## Provided records
━━━━━━━━━━

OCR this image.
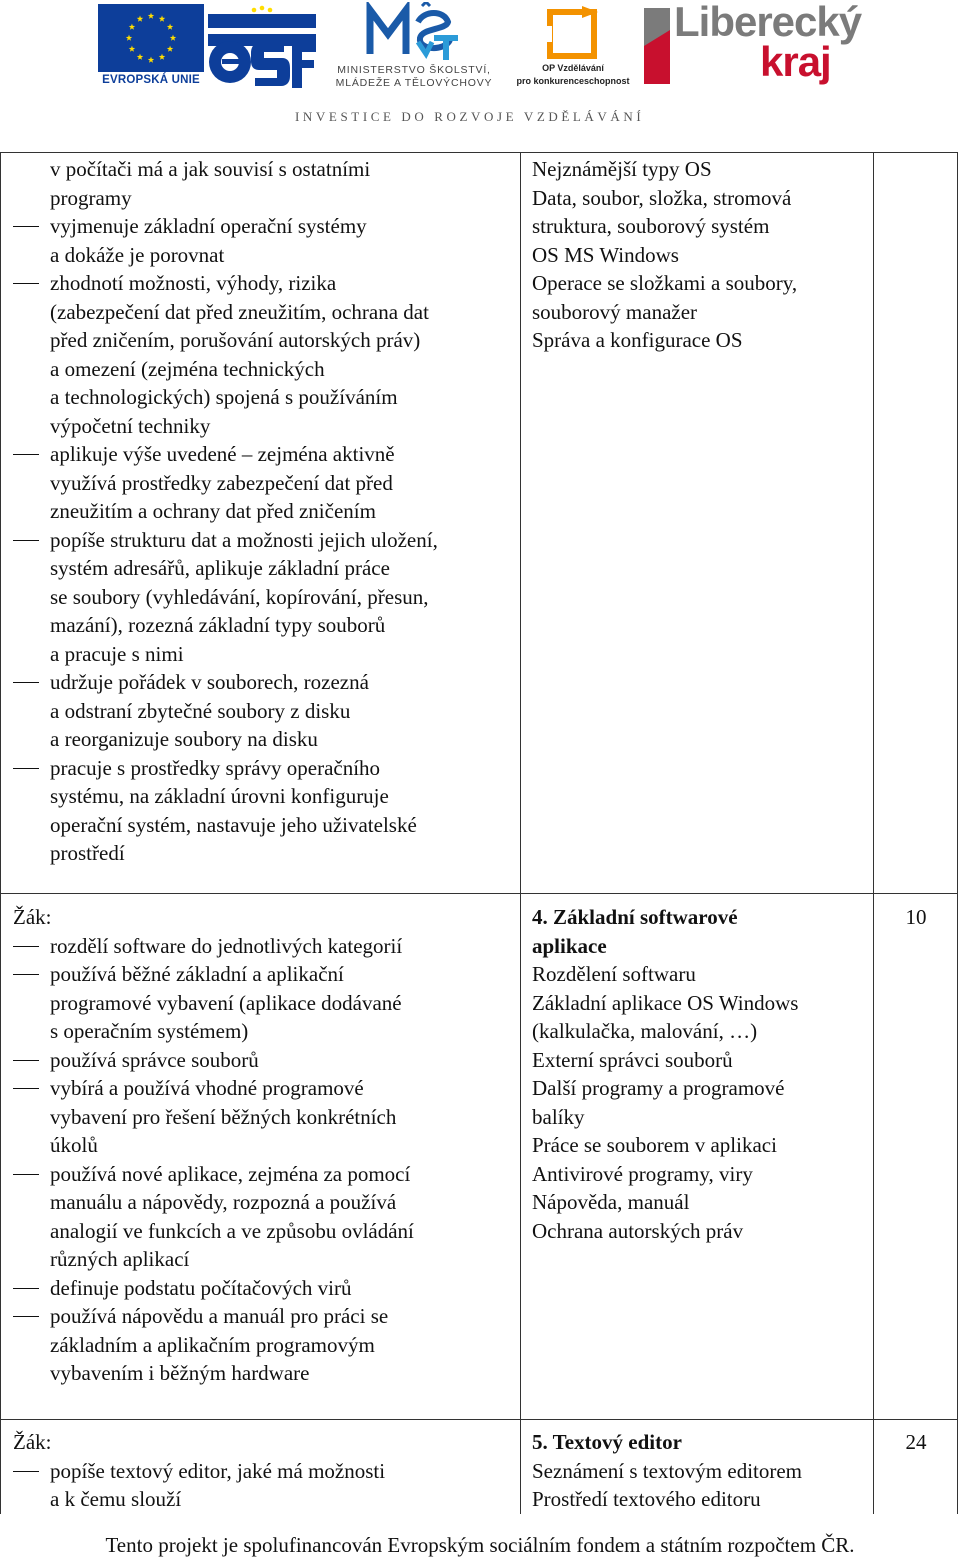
EVROPSKÁ UNIE
MINISTERSTVO ŠKOLSTVÍ,
MLÁDEŽE A TĚLOVÝCHOVY
OP Vzdělávání
pro konkurenceschopnost
Liberecký
kraj
INVESTICE DO ROZVOJE VZDĚLÁVÁNÍ
v počítači má a jak souvisí s ostatními
programy
vyjmenuje základní operační systémy
a dokáže je porovnat
zhodnotí možnosti, výhody, rizika
(zabezpečení dat před zneužitím, ochrana dat
před zničením, porušování autorských práv)
a omezení (zejména technických
a technologických) spojená s používáním
výpočetní techniky
aplikuje výše uvedené – zejména aktivně
využívá prostředky zabezpečení dat před
zneužitím a ochrany dat před zničením
popíše strukturu dat a možnosti jejich uložení,
systém adresářů, aplikuje základní práce
se soubory (vyhledávání, kopírování, přesun,
mazání), rozezná základní typy souborů
a pracuje s nimi
udržuje pořádek v souborech, rozezná
a odstraní zbytečné soubory z disku
a reorganizuje soubory na disku
pracuje s prostředky správy operačního
systému, na základní úrovni konfiguruje
operační systém, nastavuje jeho uživatelské
prostředí
Nejznámější typy OS
Data, soubor, složka, stromová
struktura, souborový systém
OS MS Windows
Operace se složkami a soubory,
souborový manažer
Správa a konfigurace OS
Žák:
rozdělí software do jednotlivých kategorií
používá běžné základní a aplikační
programové vybavení (aplikace dodávané
s operačním systémem)
používá správce souborů
vybírá a používá vhodné programové
vybavení pro řešení běžných konkrétních
úkolů
používá nové aplikace, zejména za pomocí
manuálu a nápovědy, rozpozná a používá
analogií ve funkcích a ve způsobu ovládání
různých aplikací
definuje podstatu počítačových virů
používá nápovědu a manuál pro práci se
základním a aplikačním programovým
vybavením i běžným hardware
4. Základní softwarové
aplikace
Rozdělení softwaru
Základní aplikace OS Windows
(kalkulačka, malování, …)
Externí správci souborů
Další programy a programové
balíky
Práce se souborem v aplikaci
Antivirové programy, viry
Nápověda, manuál
Ochrana autorských práv
10
Žák:
popíše textový editor, jaké má možnosti
a k čemu slouží
5. Textový editor
Seznámení s textovým editorem
Prostředí textového editoru
24
Tento projekt je spolufinancován Evropským sociálním fondem a státním rozpočtem ČR.
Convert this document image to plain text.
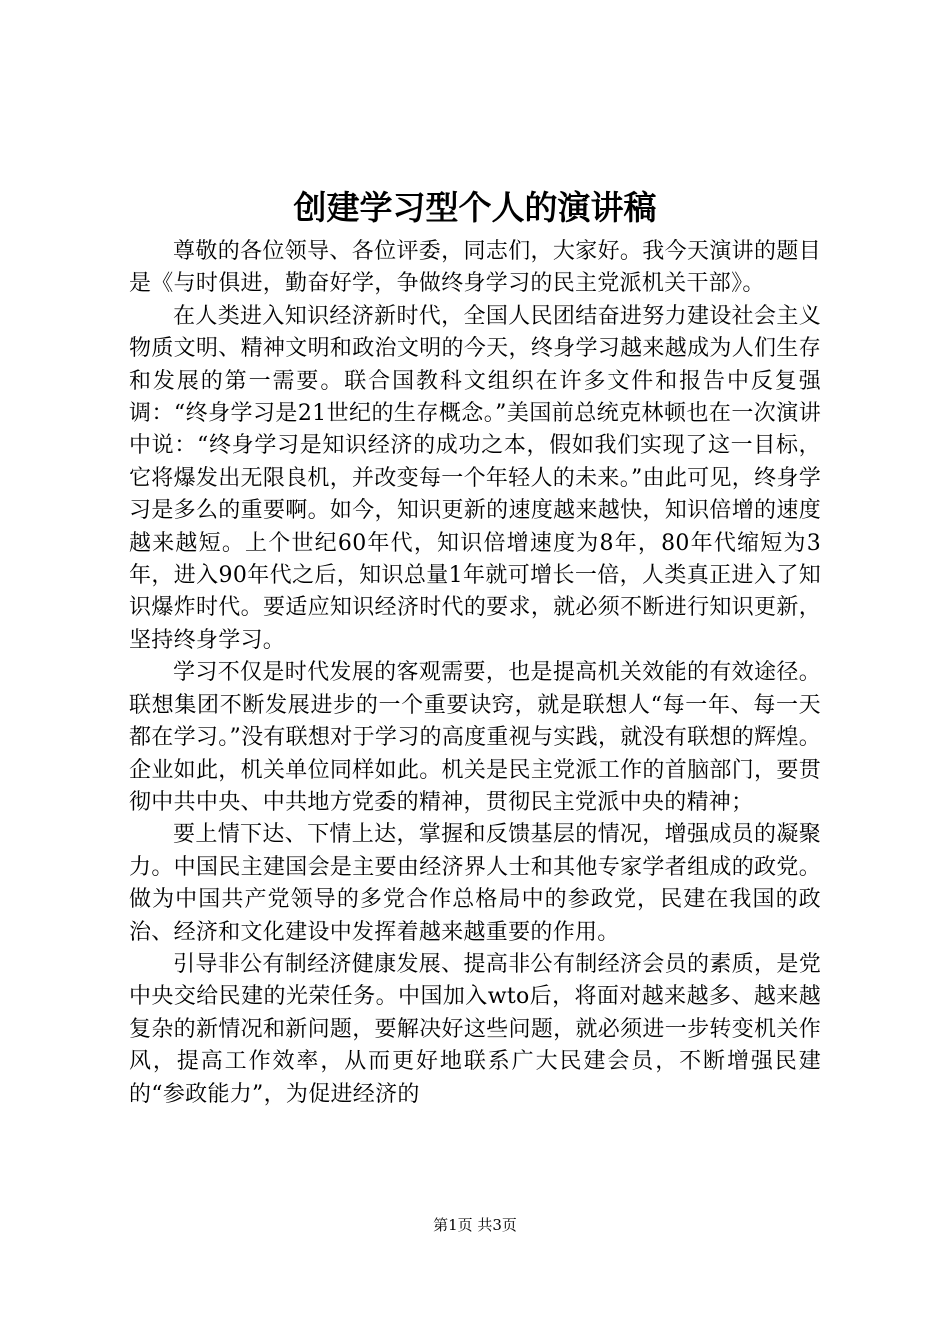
创建学习型个人的演讲稿

尊敬的各位领导、各位评委，同志们，大家好。我今天演讲的题目是《与时俱进，勤奋好学，争做终身学习的民主党派机关干部》。

在人类进入知识经济新时代，全国人民团结奋进努力建设社会主义物质文明、精神文明和政治文明的今天，终身学习越来越成为人们生存和发展的第一需要。联合国教科文组织在许多文件和报告中反复强调：“终身学习是21世纪的生存概念。”美国前总统克林顿也在一次演讲中说：“终身学习是知识经济的成功之本，假如我们实现了这一目标，它将爆发出无限良机，并改变每一个年轻人的未来。”由此可见，终身学习是多么的重要啊。如今，知识更新的速度越来越快，知识倍增的速度越来越短。上个世纪60年代，知识倍增速度为8年，80年代缩短为3年，进入90年代之后，知识总量1年就可增长一倍，人类真正进入了知识爆炸时代。要适应知识经济时代的要求，就必须不断进行知识更新，坚持终身学习。

学习不仅是时代发展的客观需要，也是提高机关效能的有效途径。联想集团不断发展进步的一个重要诀窍，就是联想人“每一年、每一天都在学习。”没有联想对于学习的高度重视与实践，就没有联想的辉煌。企业如此，机关单位同样如此。机关是民主党派工作的首脑部门，要贯彻中共中央、中共地方党委的精神，贯彻民主党派中央的精神；

要上情下达、下情上达，掌握和反馈基层的情况，增强成员的凝聚力。中国民主建国会是主要由经济界人士和其他专家学者组成的政党。做为中国共产党领导的多党合作总格局中的参政党，民建在我国的政治、经济和文化建设中发挥着越来越重要的作用。

引导非公有制经济健康发展、提高非公有制经济会员的素质，是党中央交给民建的光荣任务。中国加入wto后，将面对越来越多、越来越复杂的新情况和新问题，要解决好这些问题，就必须进一步转变机关作风，提高工作效率，从而更好地联系广大民建会员，不断增强民建的“参政能力”，为促进经济的

第1页 共3页
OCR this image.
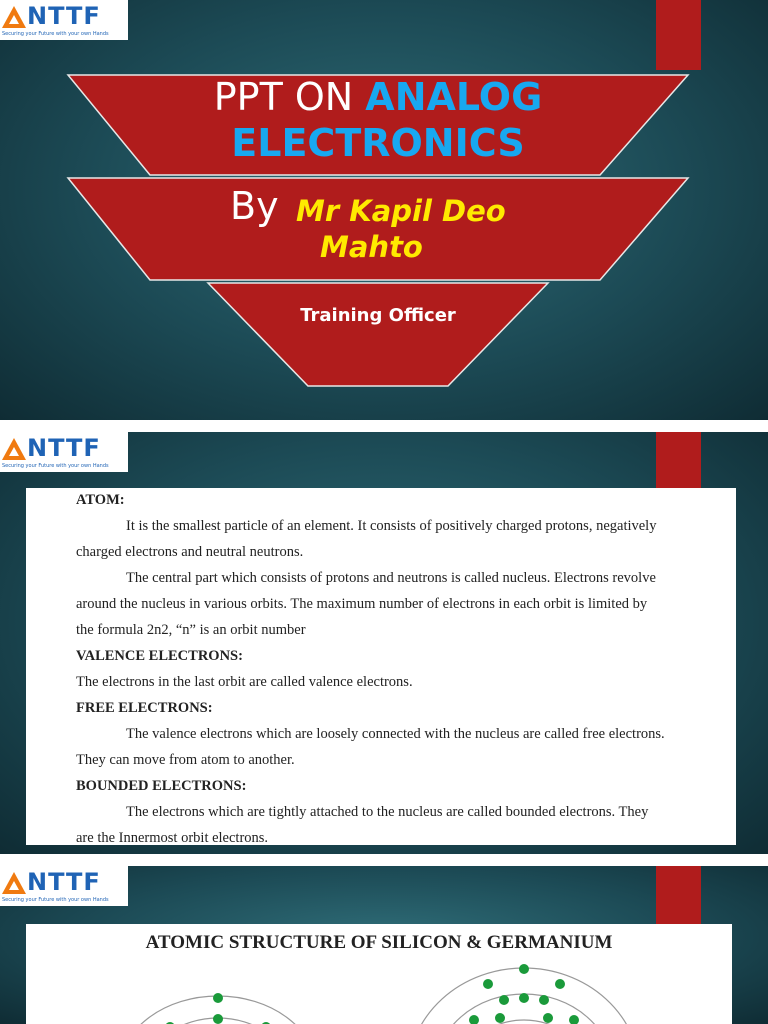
NTTF
Securing your Future with your own Hands
PPT ON ANALOG
ELECTRONICS
By Mr Kapil Deo
Mahto
Training Officer
NTTF
Securing your Future with your own Hands

ATOM:

It is the smallest particle of an element. It consists of positively charged protons, negatively

charged electrons and neutral neutrons.

The central part which consists of protons and neutrons is called nucleus. Electrons revolve

around the nucleus in various orbits. The maximum number of electrons in each orbit is limited by

the formula 2n2, “n” is an orbit number

VALENCE ELECTRONS:

The electrons in the last orbit are called valence electrons.

FREE ELECTRONS:

The valence electrons which are loosely connected with the nucleus are called free electrons.

They can move from atom to another.

BOUNDED ELECTRONS:

The electrons which are tightly attached to the nucleus are called bounded electrons. They

are the Innermost orbit electrons.

NTTF
Securing your Future with your own Hands
ATOMIC STRUCTURE OF SILICON & GERMANIUM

━━━━━━━━━━

## Work to do
Repeat each entry exactly as it appears; skip any picture.

## Output
OCR this image.
EVROPSKÁ UNIE
MINISTERSTVO ŠKOLSTVÍ,
MLÁDEŽE A TĚLOVÝCHOVY
OP Vzdělávání
pro konkurenceschopnost
Liberecký
kraj
INVESTICE DO ROZVOJE VZDĚLÁVÁNÍ
v počítači má a jak souvisí s ostatními
programy
vyjmenuje základní operační systémy
a dokáže je porovnat
zhodnotí možnosti, výhody, rizika
(zabezpečení dat před zneužitím, ochrana dat
před zničením, porušování autorských práv)
a omezení (zejména technických
a technologických) spojená s používáním
výpočetní techniky
aplikuje výše uvedené – zejména aktivně
využívá prostředky zabezpečení dat před
zneužitím a ochrany dat před zničením
popíše strukturu dat a možnosti jejich uložení,
systém adresářů, aplikuje základní práce
se soubory (vyhledávání, kopírování, přesun,
mazání), rozezná základní typy souborů
a pracuje s nimi
udržuje pořádek v souborech, rozezná
a odstraní zbytečné soubory z disku
a reorganizuje soubory na disku
pracuje s prostředky správy operačního
systému, na základní úrovni konfiguruje
operační systém, nastavuje jeho uživatelské
prostředí
Nejznámější typy OS
Data, soubor, složka, stromová
struktura, souborový systém
OS MS Windows
Operace se složkami a soubory,
souborový manažer
Správa a konfigurace OS
Žák:
rozdělí software do jednotlivých kategorií
používá běžné základní a aplikační
programové vybavení (aplikace dodávané
s operačním systémem)
používá správce souborů
vybírá a používá vhodné programové
vybavení pro řešení běžných konkrétních
úkolů
používá nové aplikace, zejména za pomocí
manuálu a nápovědy, rozpozná a používá
analogií ve funkcích a ve způsobu ovládání
různých aplikací
definuje podstatu počítačových virů
používá nápovědu a manuál pro práci se
základním a aplikačním programovým
vybavením i běžným hardware
4. Základní softwarové
aplikace
Rozdělení softwaru
Základní aplikace OS Windows
(kalkulačka, malování, …)
Externí správci souborů
Další programy a programové
balíky
Práce se souborem v aplikaci
Antivirové programy, viry
Nápověda, manuál
Ochrana autorských práv
10
Žák:
popíše textový editor, jaké má možnosti
a k čemu slouží
5. Textový editor
Seznámení s textovým editorem
Prostředí textového editoru
24
Tento projekt je spolufinancován Evropským sociálním fondem a státním rozpočtem ČR.
Convert this document image to plain text.
创建学习型个人的演讲稿

尊敬的各位领导、各位评委，同志们，大家好。我今天演讲的题目是《与时俱进，勤奋好学，争做终身学习的民主党派机关干部》。

在人类进入知识经济新时代，全国人民团结奋进努力建设社会主义物质文明、精神文明和政治文明的今天，终身学习越来越成为人们生存和发展的第一需要。联合国教科文组织在许多文件和报告中反复强调：“终身学习是21世纪的生存概念。”美国前总统克林顿也在一次演讲中说：“终身学习是知识经济的成功之本，假如我们实现了这一目标，它将爆发出无限良机，并改变每一个年轻人的未来。”由此可见，终身学习是多么的重要啊。如今，知识更新的速度越来越快，知识倍增的速度越来越短。上个世纪60年代，知识倍增速度为8年，80年代缩短为3年，进入90年代之后，知识总量1年就可增长一倍，人类真正进入了知识爆炸时代。要适应知识经济时代的要求，就必须不断进行知识更新，坚持终身学习。

学习不仅是时代发展的客观需要，也是提高机关效能的有效途径。联想集团不断发展进步的一个重要诀窍，就是联想人“每一年、每一天都在学习。”没有联想对于学习的高度重视与实践，就没有联想的辉煌。企业如此，机关单位同样如此。机关是民主党派工作的首脑部门，要贯彻中共中央、中共地方党委的精神，贯彻民主党派中央的精神；

要上情下达、下情上达，掌握和反馈基层的情况，增强成员的凝聚力。中国民主建国会是主要由经济界人士和其他专家学者组成的政党。做为中国共产党领导的多党合作总格局中的参政党，民建在我国的政治、经济和文化建设中发挥着越来越重要的作用。

引导非公有制经济健康发展、提高非公有制经济会员的素质，是党中央交给民建的光荣任务。中国加入wto后，将面对越来越多、越来越复杂的新情况和新问题，要解决好这些问题，就必须进一步转变机关作风，提高工作效率，从而更好地联系广大民建会员，不断增强民建的“参政能力”，为促进经济的

第1页 共3页
OCR this image.
NTTF
Securing your Future with your own Hands
PPT ON ANALOG
ELECTRONICS
By Mr Kapil Deo
Mahto
Training Officer
NTTF
Securing your Future with your own Hands

ATOM:

It is the smallest particle of an element. It consists of positively charged protons, negatively

charged electrons and neutral neutrons.

The central part which consists of protons and neutrons is called nucleus. Electrons revolve

around the nucleus in various orbits. The maximum number of electrons in each orbit is limited by

the formula 2n2, “n” is an orbit number

VALENCE ELECTRONS:

The electrons in the last orbit are called valence electrons.

FREE ELECTRONS:

The valence electrons which are loosely connected with the nucleus are called free electrons.

They can move from atom to another.

BOUNDED ELECTRONS:

The electrons which are tightly attached to the nucleus are called bounded electrons. They

are the Innermost orbit electrons.

NTTF
Securing your Future with your own Hands
ATOMIC STRUCTURE OF SILICON & GERMANIUM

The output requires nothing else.